* Requirement
Pictures within the data are to be left out; everything else must be reproduced exactly.

═════ Data provided

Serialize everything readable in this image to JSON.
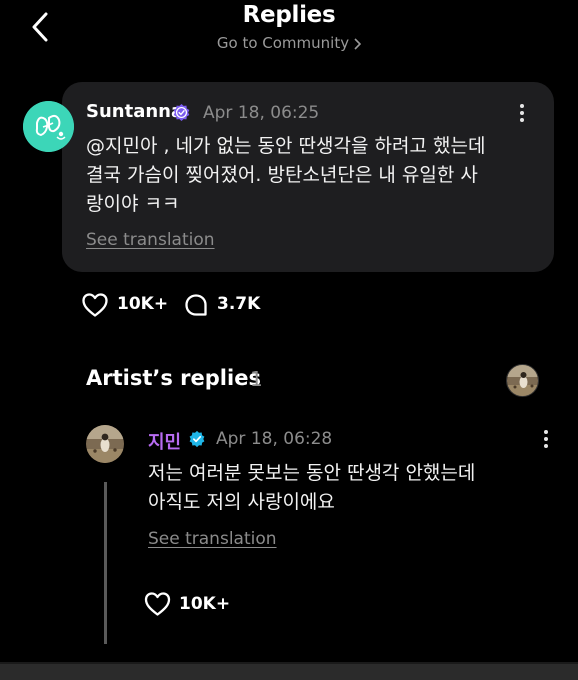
{
  "header": {
    "title": "Replies",
    "subtitle": "Go to Community"
  },
  "post": {
    "author": "Suntanna",
    "timestamp": "Apr 18, 06:25",
    "body": "@지민아 , 네가 없는 동안 딴생각을 하려고 했는데\n결국 가슴이 찢어졌어. 방탄소년단은 내 유일한 사\n랑이야 ㅋㅋ",
    "see_translation": "See translation",
    "likes": "10K+",
    "comments": "3.7K"
  },
  "artist_replies": {
    "title": "Artist’s replies",
    "count": "1",
    "reply": {
      "author": "지민",
      "timestamp": "Apr 18, 06:28",
      "body": "저는 여러분 못보는 동안 딴생각 안했는데\n아직도 저의 사랑이에요",
      "see_translation": "See translation",
      "likes": "10K+"
    }
  },
  "colors": {
    "background": "#000000",
    "card": "#1e1e20",
    "artist_name": "#b86cf2",
    "verified_purple": "#7b5cf0",
    "verified_blue": "#1fb6e8",
    "avatar_teal": "#3cd6b8"
  },
  "icons": [
    "back-icon",
    "chevron-right-icon",
    "verified-icon",
    "more-vertical-icon",
    "heart-icon",
    "comment-bubble-icon"
  ]
}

══════════

* Result of the exercise
Serialize everything readable in this image to JSON.
{
  "header": {
    "title": "Replies",
    "subtitle": "Go to Community"
  },
  "post": {
    "author": "Suntanna",
    "timestamp": "Apr 18, 06:25",
    "body": "@지민아 , 네가 없는 동안 딴생각을 하려고 했는데\n결국 가슴이 찢어졌어. 방탄소년단은 내 유일한 사\n랑이야 ㅋㅋ",
    "see_translation": "See translation",
    "likes": "10K+",
    "comments": "3.7K"
  },
  "artist_replies": {
    "title": "Artist’s replies",
    "count": "1",
    "reply": {
      "author": "지민",
      "timestamp": "Apr 18, 06:28",
      "body": "저는 여러분 못보는 동안 딴생각 안했는데\n아직도 저의 사랑이에요",
      "see_translation": "See translation",
      "likes": "10K+"
    }
  },
  "colors": {
    "background": "#000000",
    "card": "#1e1e20",
    "artist_name": "#b86cf2",
    "verified_purple": "#7b5cf0",
    "verified_blue": "#1fb6e8",
    "avatar_teal": "#3cd6b8"
  },
  "icons": [
    "back-icon",
    "chevron-right-icon",
    "verified-icon",
    "more-vertical-icon",
    "heart-icon",
    "comment-bubble-icon"
  ]
}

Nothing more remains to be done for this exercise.